Stored data:
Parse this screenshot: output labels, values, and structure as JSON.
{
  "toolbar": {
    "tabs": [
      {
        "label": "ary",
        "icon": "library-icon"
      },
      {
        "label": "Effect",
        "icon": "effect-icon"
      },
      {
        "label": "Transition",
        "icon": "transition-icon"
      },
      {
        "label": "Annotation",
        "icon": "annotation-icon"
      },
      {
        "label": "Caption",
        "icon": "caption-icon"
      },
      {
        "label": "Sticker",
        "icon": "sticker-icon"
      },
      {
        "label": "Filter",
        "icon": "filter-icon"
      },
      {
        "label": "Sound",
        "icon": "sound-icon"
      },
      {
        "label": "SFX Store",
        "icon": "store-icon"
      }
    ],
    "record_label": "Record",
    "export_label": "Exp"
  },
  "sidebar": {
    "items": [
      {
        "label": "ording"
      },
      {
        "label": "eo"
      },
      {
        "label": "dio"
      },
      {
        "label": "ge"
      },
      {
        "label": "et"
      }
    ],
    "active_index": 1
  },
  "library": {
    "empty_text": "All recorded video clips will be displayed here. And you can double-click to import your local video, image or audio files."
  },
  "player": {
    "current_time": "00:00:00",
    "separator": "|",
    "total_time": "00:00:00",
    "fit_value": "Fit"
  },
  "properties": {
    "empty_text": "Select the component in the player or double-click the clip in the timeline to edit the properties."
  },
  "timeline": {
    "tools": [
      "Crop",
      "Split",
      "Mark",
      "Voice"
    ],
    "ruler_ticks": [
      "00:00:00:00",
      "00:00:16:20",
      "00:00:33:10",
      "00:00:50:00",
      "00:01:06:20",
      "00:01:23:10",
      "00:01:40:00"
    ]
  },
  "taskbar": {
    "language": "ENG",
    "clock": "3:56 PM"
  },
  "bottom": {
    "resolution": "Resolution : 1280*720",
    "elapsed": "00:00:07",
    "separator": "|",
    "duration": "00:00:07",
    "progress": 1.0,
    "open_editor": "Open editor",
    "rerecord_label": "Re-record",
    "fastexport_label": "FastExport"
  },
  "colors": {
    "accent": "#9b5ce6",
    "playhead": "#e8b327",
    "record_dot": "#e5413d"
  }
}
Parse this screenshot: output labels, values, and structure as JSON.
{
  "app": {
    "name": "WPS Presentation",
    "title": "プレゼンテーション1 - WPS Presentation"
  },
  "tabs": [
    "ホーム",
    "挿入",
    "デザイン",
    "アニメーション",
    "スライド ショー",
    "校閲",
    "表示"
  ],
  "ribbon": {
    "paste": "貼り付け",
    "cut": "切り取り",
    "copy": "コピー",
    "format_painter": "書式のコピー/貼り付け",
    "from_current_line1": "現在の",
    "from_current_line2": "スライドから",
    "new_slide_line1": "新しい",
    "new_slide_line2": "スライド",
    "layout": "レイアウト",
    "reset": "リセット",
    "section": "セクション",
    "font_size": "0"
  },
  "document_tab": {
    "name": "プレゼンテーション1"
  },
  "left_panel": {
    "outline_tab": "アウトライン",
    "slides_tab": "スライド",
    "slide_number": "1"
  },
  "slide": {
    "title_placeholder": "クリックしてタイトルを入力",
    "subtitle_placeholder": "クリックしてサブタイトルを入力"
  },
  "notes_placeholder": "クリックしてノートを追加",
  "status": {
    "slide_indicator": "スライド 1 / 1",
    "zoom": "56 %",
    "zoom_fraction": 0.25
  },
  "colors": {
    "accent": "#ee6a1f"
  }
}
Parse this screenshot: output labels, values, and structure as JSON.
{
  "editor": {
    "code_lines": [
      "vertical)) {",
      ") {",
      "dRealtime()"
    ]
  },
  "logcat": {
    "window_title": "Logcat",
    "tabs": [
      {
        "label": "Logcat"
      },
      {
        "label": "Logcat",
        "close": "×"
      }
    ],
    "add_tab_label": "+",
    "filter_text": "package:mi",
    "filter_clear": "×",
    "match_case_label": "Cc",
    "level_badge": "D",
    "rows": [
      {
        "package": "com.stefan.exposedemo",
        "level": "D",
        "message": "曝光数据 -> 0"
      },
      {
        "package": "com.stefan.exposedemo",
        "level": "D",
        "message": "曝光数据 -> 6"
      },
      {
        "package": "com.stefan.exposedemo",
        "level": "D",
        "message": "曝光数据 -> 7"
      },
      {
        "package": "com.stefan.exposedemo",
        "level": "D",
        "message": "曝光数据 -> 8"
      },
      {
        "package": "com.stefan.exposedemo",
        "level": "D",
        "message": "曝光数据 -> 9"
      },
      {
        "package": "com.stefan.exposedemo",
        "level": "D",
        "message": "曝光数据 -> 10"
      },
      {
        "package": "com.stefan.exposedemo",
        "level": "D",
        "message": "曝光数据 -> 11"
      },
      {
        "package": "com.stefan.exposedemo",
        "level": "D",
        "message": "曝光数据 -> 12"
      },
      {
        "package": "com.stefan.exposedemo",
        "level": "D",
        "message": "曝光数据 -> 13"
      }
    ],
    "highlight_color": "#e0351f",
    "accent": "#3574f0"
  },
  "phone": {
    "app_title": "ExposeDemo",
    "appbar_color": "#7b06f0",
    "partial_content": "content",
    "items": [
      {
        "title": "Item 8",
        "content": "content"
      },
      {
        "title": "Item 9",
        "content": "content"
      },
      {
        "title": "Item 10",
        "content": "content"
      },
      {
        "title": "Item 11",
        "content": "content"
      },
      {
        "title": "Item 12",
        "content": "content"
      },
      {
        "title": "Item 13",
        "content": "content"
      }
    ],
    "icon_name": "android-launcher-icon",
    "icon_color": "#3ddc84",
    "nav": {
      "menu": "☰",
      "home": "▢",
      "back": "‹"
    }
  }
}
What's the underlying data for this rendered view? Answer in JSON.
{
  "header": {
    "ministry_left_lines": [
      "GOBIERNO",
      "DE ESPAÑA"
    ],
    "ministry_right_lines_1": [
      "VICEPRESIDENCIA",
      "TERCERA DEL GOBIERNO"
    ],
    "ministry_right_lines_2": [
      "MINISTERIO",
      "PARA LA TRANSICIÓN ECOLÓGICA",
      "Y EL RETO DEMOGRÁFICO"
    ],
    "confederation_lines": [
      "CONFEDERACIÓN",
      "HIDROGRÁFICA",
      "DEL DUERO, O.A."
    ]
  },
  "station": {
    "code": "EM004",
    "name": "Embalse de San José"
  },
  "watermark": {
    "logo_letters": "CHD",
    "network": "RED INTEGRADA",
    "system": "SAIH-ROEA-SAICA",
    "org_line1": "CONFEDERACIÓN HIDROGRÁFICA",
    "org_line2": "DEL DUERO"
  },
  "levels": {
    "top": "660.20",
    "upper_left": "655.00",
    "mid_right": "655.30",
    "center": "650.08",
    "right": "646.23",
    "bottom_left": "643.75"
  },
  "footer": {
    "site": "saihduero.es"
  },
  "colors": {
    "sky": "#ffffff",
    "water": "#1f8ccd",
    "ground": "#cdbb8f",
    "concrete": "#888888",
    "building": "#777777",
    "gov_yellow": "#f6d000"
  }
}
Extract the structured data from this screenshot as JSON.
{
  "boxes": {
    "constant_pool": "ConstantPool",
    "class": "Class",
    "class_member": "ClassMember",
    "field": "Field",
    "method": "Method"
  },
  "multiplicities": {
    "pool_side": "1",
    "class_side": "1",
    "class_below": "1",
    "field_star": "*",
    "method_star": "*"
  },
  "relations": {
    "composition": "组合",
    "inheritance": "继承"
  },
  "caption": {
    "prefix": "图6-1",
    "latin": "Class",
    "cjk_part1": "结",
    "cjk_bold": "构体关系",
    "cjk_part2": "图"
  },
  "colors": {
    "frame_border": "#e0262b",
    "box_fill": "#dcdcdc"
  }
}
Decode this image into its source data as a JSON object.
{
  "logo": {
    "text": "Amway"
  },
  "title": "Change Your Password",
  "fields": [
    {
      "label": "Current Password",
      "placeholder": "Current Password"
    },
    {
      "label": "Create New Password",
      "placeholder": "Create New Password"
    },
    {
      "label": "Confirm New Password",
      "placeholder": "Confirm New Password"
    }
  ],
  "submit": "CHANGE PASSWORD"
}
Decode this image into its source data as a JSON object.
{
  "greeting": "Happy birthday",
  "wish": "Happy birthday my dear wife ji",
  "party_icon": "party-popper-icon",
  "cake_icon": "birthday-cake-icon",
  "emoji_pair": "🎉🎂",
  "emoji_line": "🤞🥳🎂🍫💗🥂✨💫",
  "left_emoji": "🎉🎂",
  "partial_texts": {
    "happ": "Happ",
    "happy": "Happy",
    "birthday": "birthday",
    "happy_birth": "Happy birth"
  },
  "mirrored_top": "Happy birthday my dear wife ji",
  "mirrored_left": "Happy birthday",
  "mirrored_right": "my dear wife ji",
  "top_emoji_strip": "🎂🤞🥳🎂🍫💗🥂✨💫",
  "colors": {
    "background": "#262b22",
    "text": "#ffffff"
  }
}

* **What you have to do**: List all lines from the entries that include the word "dear".

* **Answer to the problem**:
  "wish": "Happy birthday my dear wife ji",
  "mirrored_top": "Happy birthday my dear wife ji",
  "mirrored_right": "my dear wife ji",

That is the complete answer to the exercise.